GIVEN DATA:
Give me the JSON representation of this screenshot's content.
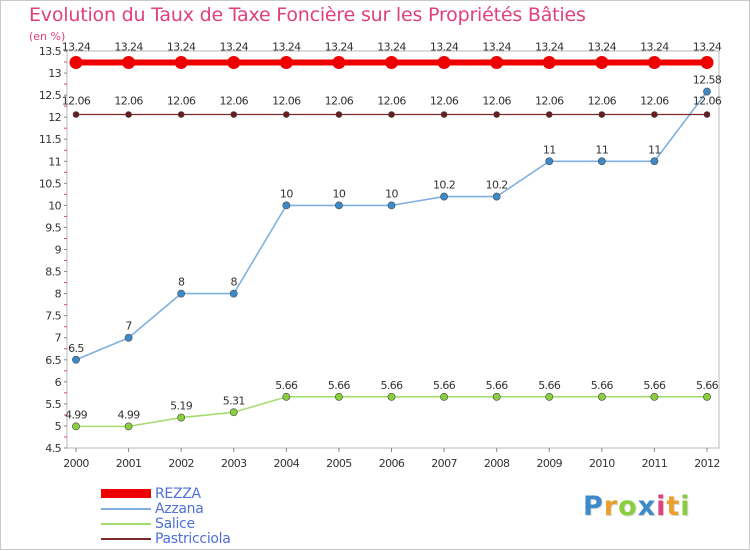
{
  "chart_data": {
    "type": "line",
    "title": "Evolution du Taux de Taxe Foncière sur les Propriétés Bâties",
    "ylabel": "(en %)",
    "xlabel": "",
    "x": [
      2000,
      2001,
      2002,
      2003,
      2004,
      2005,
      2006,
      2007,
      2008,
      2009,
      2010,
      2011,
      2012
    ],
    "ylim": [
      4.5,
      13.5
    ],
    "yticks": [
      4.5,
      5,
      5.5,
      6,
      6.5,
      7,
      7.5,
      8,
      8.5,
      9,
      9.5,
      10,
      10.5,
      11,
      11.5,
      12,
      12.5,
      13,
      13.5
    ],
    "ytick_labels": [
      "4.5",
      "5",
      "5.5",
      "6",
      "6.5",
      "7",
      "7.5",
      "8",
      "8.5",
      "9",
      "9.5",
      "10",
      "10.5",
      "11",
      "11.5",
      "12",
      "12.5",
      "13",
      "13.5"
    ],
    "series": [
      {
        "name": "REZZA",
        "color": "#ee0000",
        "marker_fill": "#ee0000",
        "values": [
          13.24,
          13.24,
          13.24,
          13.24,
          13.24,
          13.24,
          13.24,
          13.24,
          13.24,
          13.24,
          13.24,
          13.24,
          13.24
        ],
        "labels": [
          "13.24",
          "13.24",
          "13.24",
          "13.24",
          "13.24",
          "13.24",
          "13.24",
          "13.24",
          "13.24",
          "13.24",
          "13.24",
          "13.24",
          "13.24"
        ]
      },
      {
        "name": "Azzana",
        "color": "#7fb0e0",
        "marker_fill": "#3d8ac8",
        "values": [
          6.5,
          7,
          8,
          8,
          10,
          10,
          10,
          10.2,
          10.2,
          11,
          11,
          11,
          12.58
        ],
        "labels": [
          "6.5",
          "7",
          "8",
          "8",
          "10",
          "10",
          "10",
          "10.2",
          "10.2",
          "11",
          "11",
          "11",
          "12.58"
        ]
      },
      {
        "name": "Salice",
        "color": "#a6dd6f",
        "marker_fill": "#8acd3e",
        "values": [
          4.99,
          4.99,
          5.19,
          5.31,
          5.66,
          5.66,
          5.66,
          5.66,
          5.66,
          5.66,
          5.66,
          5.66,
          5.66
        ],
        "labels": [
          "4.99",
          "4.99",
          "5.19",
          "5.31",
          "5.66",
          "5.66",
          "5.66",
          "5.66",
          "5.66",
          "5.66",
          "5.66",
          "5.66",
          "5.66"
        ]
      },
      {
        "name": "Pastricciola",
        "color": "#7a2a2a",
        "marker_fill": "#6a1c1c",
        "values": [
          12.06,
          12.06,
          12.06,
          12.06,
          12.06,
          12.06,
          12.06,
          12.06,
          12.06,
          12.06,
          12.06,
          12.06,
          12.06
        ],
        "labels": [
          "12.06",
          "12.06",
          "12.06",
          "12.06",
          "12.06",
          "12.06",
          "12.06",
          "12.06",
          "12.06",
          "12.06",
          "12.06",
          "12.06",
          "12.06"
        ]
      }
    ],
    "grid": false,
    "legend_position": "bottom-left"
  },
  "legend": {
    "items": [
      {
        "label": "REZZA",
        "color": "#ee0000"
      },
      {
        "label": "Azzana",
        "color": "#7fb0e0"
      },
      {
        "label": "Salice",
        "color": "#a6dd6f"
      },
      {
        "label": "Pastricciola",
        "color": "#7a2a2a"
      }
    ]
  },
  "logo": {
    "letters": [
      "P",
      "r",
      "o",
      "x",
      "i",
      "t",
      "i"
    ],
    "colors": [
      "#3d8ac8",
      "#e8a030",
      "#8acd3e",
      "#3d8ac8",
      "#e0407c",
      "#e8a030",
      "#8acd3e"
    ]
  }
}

WHAT YOU WILL DO: From the entries above, copy each line holding "Pastricciola".

PROBLEM SOLUTION:
        "name": "Pastricciola",
        "label": "Pastricciola",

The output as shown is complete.